Exercise objective: Extract every entry word for word. Skip the pictures.

-*-*-

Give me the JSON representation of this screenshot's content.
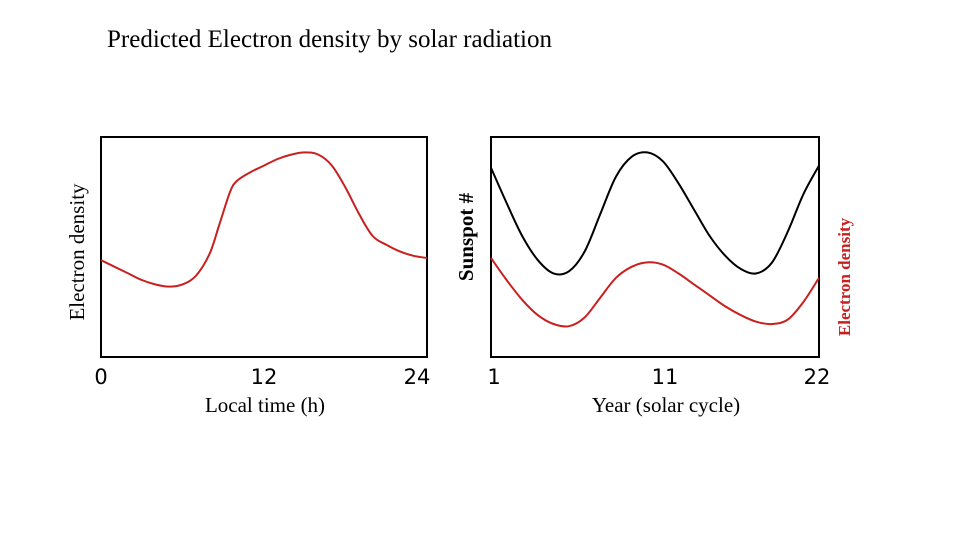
{
  "title": "Predicted Electron density by solar radiation",
  "colors": {
    "electron": "#c8201e",
    "sunspot": "#000000"
  },
  "chart_data": [
    {
      "type": "line",
      "xlabel": "Local time (h)",
      "ylabel": "Electron density",
      "x_ticks": [
        "0",
        "12",
        "24"
      ],
      "xlim": [
        0,
        24
      ],
      "ylim": [
        0,
        1
      ],
      "grid": false,
      "series": [
        {
          "color": "#c8201e",
          "points": [
            [
              0,
              0.44
            ],
            [
              1,
              0.41
            ],
            [
              2,
              0.38
            ],
            [
              3,
              0.35
            ],
            [
              4,
              0.33
            ],
            [
              5,
              0.32
            ],
            [
              6,
              0.33
            ],
            [
              7,
              0.37
            ],
            [
              8,
              0.47
            ],
            [
              8.7,
              0.6
            ],
            [
              9.5,
              0.75
            ],
            [
              10,
              0.8
            ],
            [
              11,
              0.84
            ],
            [
              12,
              0.87
            ],
            [
              13,
              0.9
            ],
            [
              14,
              0.92
            ],
            [
              15,
              0.93
            ],
            [
              16,
              0.92
            ],
            [
              17,
              0.87
            ],
            [
              18,
              0.77
            ],
            [
              19,
              0.65
            ],
            [
              20,
              0.55
            ],
            [
              21,
              0.51
            ],
            [
              22,
              0.48
            ],
            [
              23,
              0.46
            ],
            [
              24,
              0.45
            ]
          ]
        }
      ]
    },
    {
      "type": "line",
      "xlabel": "Year (solar cycle)",
      "ylabel_left": "Sunspot #",
      "ylabel_right": "Electron density",
      "x_ticks": [
        "1",
        "11",
        "22"
      ],
      "xlim": [
        1,
        22
      ],
      "ylim": [
        0,
        1
      ],
      "grid": false,
      "series": [
        {
          "color": "#000000",
          "points": [
            [
              1,
              0.86
            ],
            [
              2,
              0.7
            ],
            [
              3,
              0.55
            ],
            [
              4,
              0.44
            ],
            [
              5,
              0.38
            ],
            [
              6,
              0.39
            ],
            [
              7,
              0.48
            ],
            [
              8,
              0.65
            ],
            [
              9,
              0.82
            ],
            [
              10,
              0.91
            ],
            [
              11,
              0.93
            ],
            [
              12,
              0.89
            ],
            [
              13,
              0.79
            ],
            [
              14,
              0.67
            ],
            [
              15,
              0.55
            ],
            [
              16,
              0.46
            ],
            [
              17,
              0.4
            ],
            [
              18,
              0.38
            ],
            [
              19,
              0.43
            ],
            [
              20,
              0.57
            ],
            [
              21,
              0.74
            ],
            [
              22,
              0.87
            ]
          ]
        },
        {
          "color": "#c8201e",
          "points": [
            [
              1,
              0.45
            ],
            [
              2,
              0.35
            ],
            [
              3,
              0.26
            ],
            [
              4,
              0.19
            ],
            [
              5,
              0.15
            ],
            [
              6,
              0.14
            ],
            [
              7,
              0.18
            ],
            [
              8,
              0.27
            ],
            [
              9,
              0.36
            ],
            [
              10,
              0.41
            ],
            [
              11,
              0.43
            ],
            [
              12,
              0.42
            ],
            [
              13,
              0.38
            ],
            [
              14,
              0.33
            ],
            [
              15,
              0.28
            ],
            [
              16,
              0.23
            ],
            [
              17,
              0.19
            ],
            [
              18,
              0.16
            ],
            [
              19,
              0.15
            ],
            [
              20,
              0.17
            ],
            [
              21,
              0.25
            ],
            [
              22,
              0.36
            ]
          ]
        }
      ]
    }
  ]
}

-*-*-

Result of this task:
Give me the JSON representation of this screenshot's content.
{
  "title": "Predicted Electron density by solar radiation",
  "colors": {
    "electron": "#c8201e",
    "sunspot": "#000000"
  },
  "chart_data": [
    {
      "type": "line",
      "xlabel": "Local time (h)",
      "ylabel": "Electron density",
      "x_ticks": [
        "0",
        "12",
        "24"
      ],
      "xlim": [
        0,
        24
      ],
      "ylim": [
        0,
        1
      ],
      "grid": false,
      "series": [
        {
          "color": "#c8201e",
          "points": [
            [
              0,
              0.44
            ],
            [
              1,
              0.41
            ],
            [
              2,
              0.38
            ],
            [
              3,
              0.35
            ],
            [
              4,
              0.33
            ],
            [
              5,
              0.32
            ],
            [
              6,
              0.33
            ],
            [
              7,
              0.37
            ],
            [
              8,
              0.47
            ],
            [
              8.7,
              0.6
            ],
            [
              9.5,
              0.75
            ],
            [
              10,
              0.8
            ],
            [
              11,
              0.84
            ],
            [
              12,
              0.87
            ],
            [
              13,
              0.9
            ],
            [
              14,
              0.92
            ],
            [
              15,
              0.93
            ],
            [
              16,
              0.92
            ],
            [
              17,
              0.87
            ],
            [
              18,
              0.77
            ],
            [
              19,
              0.65
            ],
            [
              20,
              0.55
            ],
            [
              21,
              0.51
            ],
            [
              22,
              0.48
            ],
            [
              23,
              0.46
            ],
            [
              24,
              0.45
            ]
          ]
        }
      ]
    },
    {
      "type": "line",
      "xlabel": "Year (solar cycle)",
      "ylabel_left": "Sunspot #",
      "ylabel_right": "Electron density",
      "x_ticks": [
        "1",
        "11",
        "22"
      ],
      "xlim": [
        1,
        22
      ],
      "ylim": [
        0,
        1
      ],
      "grid": false,
      "series": [
        {
          "color": "#000000",
          "points": [
            [
              1,
              0.86
            ],
            [
              2,
              0.7
            ],
            [
              3,
              0.55
            ],
            [
              4,
              0.44
            ],
            [
              5,
              0.38
            ],
            [
              6,
              0.39
            ],
            [
              7,
              0.48
            ],
            [
              8,
              0.65
            ],
            [
              9,
              0.82
            ],
            [
              10,
              0.91
            ],
            [
              11,
              0.93
            ],
            [
              12,
              0.89
            ],
            [
              13,
              0.79
            ],
            [
              14,
              0.67
            ],
            [
              15,
              0.55
            ],
            [
              16,
              0.46
            ],
            [
              17,
              0.4
            ],
            [
              18,
              0.38
            ],
            [
              19,
              0.43
            ],
            [
              20,
              0.57
            ],
            [
              21,
              0.74
            ],
            [
              22,
              0.87
            ]
          ]
        },
        {
          "color": "#c8201e",
          "points": [
            [
              1,
              0.45
            ],
            [
              2,
              0.35
            ],
            [
              3,
              0.26
            ],
            [
              4,
              0.19
            ],
            [
              5,
              0.15
            ],
            [
              6,
              0.14
            ],
            [
              7,
              0.18
            ],
            [
              8,
              0.27
            ],
            [
              9,
              0.36
            ],
            [
              10,
              0.41
            ],
            [
              11,
              0.43
            ],
            [
              12,
              0.42
            ],
            [
              13,
              0.38
            ],
            [
              14,
              0.33
            ],
            [
              15,
              0.28
            ],
            [
              16,
              0.23
            ],
            [
              17,
              0.19
            ],
            [
              18,
              0.16
            ],
            [
              19,
              0.15
            ],
            [
              20,
              0.17
            ],
            [
              21,
              0.25
            ],
            [
              22,
              0.36
            ]
          ]
        }
      ]
    }
  ]
}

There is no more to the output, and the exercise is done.